* _Data supplied_:
===
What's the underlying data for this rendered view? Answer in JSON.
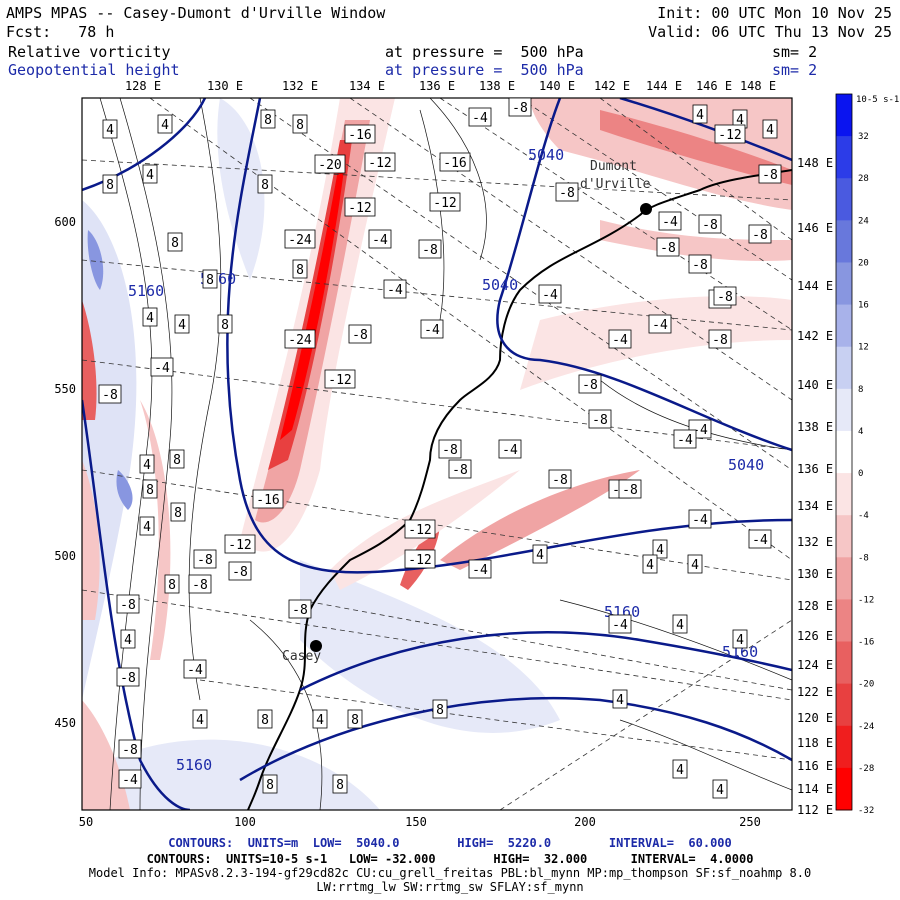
{
  "header": {
    "title": "AMPS MPAS -- Casey-Dumont d'Urville Window",
    "init": "Init: 00 UTC Mon 10 Nov 25",
    "fcst": "Fcst:   78 h",
    "valid": "Valid: 06 UTC Thu 13 Nov 25",
    "field1_name": "Relative vorticity",
    "field1_level": "at pressure =  500 hPa",
    "field1_sm": "sm= 2",
    "field2_name": "Geopotential height",
    "field2_level": "at pressure =  500 hPa",
    "field2_sm": "sm= 2"
  },
  "map_labels": {
    "top_lon": [
      "128 E",
      "130 E",
      "132 E",
      "134 E",
      "136 E",
      "138 E",
      "140 E",
      "142 E",
      "144 E",
      "146 E",
      "148 E"
    ],
    "right_lon": [
      "148 E",
      "146 E",
      "144 E",
      "142 E",
      "140 E",
      "138 E",
      "136 E",
      "134 E",
      "132 E",
      "130 E",
      "128 E",
      "126 E",
      "124 E",
      "122 E",
      "120 E",
      "118 E",
      "116 E",
      "114 E",
      "112 E"
    ],
    "x_ticks": [
      "50",
      "100",
      "150",
      "200",
      "250"
    ],
    "y_ticks": [
      "600",
      "550",
      "500",
      "450"
    ],
    "stations": [
      "Dumont d'Urville",
      "Casey"
    ],
    "height_labels": [
      "5040",
      "5040",
      "5040",
      "5160",
      "5160",
      "5160",
      "5160",
      "5160"
    ],
    "vort_labels": [
      "-20",
      "-16",
      "-12",
      "-8",
      "-4",
      "4",
      "8",
      "-24",
      "-12"
    ]
  },
  "colorbar": {
    "unit": "10-5 s-1",
    "ticks": [
      "32",
      "28",
      "24",
      "20",
      "16",
      "12",
      "8",
      "4",
      "0",
      "-4",
      "-8",
      "-12",
      "-16",
      "-20",
      "-24",
      "-28",
      "-32"
    ],
    "colors": [
      "#0a14f0",
      "#2c3ce8",
      "#4a5ae0",
      "#6878dc",
      "#8896e0",
      "#a8b2ea",
      "#c8d0f2",
      "#e6e9f8",
      "#ffffff",
      "#fbe4e4",
      "#f6c6c6",
      "#f0a4a4",
      "#ec8484",
      "#e86060",
      "#e84040",
      "#f01e1e",
      "#ff0000"
    ]
  },
  "footer": {
    "line1": "CONTOURS:  UNITS=m  LOW=  5040.0        HIGH=  5220.0        INTERVAL=  60.000",
    "line2": "CONTOURS:  UNITS=10-5 s-1   LOW= -32.000        HIGH=  32.000      INTERVAL=  4.0000",
    "line3": "Model Info: MPASv8.2.3-194-gf29cd82c CU:cu_grell_freitas PBL:bl_mynn MP:mp_thompson SF:sf_noahmp 8.0",
    "line4": "LW:rrtmg_lw SW:rrtmg_sw SFLAY:sf_mynn"
  }
}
===
* _Your goal_: Copy out the data above exactly, except the pictures.

* _Exercise answer_:
What's the underlying data for this rendered view? Answer in JSON.
{
  "header": {
    "title": "AMPS MPAS -- Casey-Dumont d'Urville Window",
    "init": "Init: 00 UTC Mon 10 Nov 25",
    "fcst": "Fcst:   78 h",
    "valid": "Valid: 06 UTC Thu 13 Nov 25",
    "field1_name": "Relative vorticity",
    "field1_level": "at pressure =  500 hPa",
    "field1_sm": "sm= 2",
    "field2_name": "Geopotential height",
    "field2_level": "at pressure =  500 hPa",
    "field2_sm": "sm= 2"
  },
  "map_labels": {
    "top_lon": [
      "128 E",
      "130 E",
      "132 E",
      "134 E",
      "136 E",
      "138 E",
      "140 E",
      "142 E",
      "144 E",
      "146 E",
      "148 E"
    ],
    "right_lon": [
      "148 E",
      "146 E",
      "144 E",
      "142 E",
      "140 E",
      "138 E",
      "136 E",
      "134 E",
      "132 E",
      "130 E",
      "128 E",
      "126 E",
      "124 E",
      "122 E",
      "120 E",
      "118 E",
      "116 E",
      "114 E",
      "112 E"
    ],
    "x_ticks": [
      "50",
      "100",
      "150",
      "200",
      "250"
    ],
    "y_ticks": [
      "600",
      "550",
      "500",
      "450"
    ],
    "stations": [
      "Dumont d'Urville",
      "Casey"
    ],
    "height_labels": [
      "5040",
      "5040",
      "5040",
      "5160",
      "5160",
      "5160",
      "5160",
      "5160"
    ],
    "vort_labels": [
      "-20",
      "-16",
      "-12",
      "-8",
      "-4",
      "4",
      "8",
      "-24",
      "-12"
    ]
  },
  "colorbar": {
    "unit": "10-5 s-1",
    "ticks": [
      "32",
      "28",
      "24",
      "20",
      "16",
      "12",
      "8",
      "4",
      "0",
      "-4",
      "-8",
      "-12",
      "-16",
      "-20",
      "-24",
      "-28",
      "-32"
    ],
    "colors": [
      "#0a14f0",
      "#2c3ce8",
      "#4a5ae0",
      "#6878dc",
      "#8896e0",
      "#a8b2ea",
      "#c8d0f2",
      "#e6e9f8",
      "#ffffff",
      "#fbe4e4",
      "#f6c6c6",
      "#f0a4a4",
      "#ec8484",
      "#e86060",
      "#e84040",
      "#f01e1e",
      "#ff0000"
    ]
  },
  "footer": {
    "line1": "CONTOURS:  UNITS=m  LOW=  5040.0        HIGH=  5220.0        INTERVAL=  60.000",
    "line2": "CONTOURS:  UNITS=10-5 s-1   LOW= -32.000        HIGH=  32.000      INTERVAL=  4.0000",
    "line3": "Model Info: MPASv8.2.3-194-gf29cd82c CU:cu_grell_freitas PBL:bl_mynn MP:mp_thompson SF:sf_noahmp 8.0",
    "line4": "LW:rrtmg_lw SW:rrtmg_sw SFLAY:sf_mynn"
  }
}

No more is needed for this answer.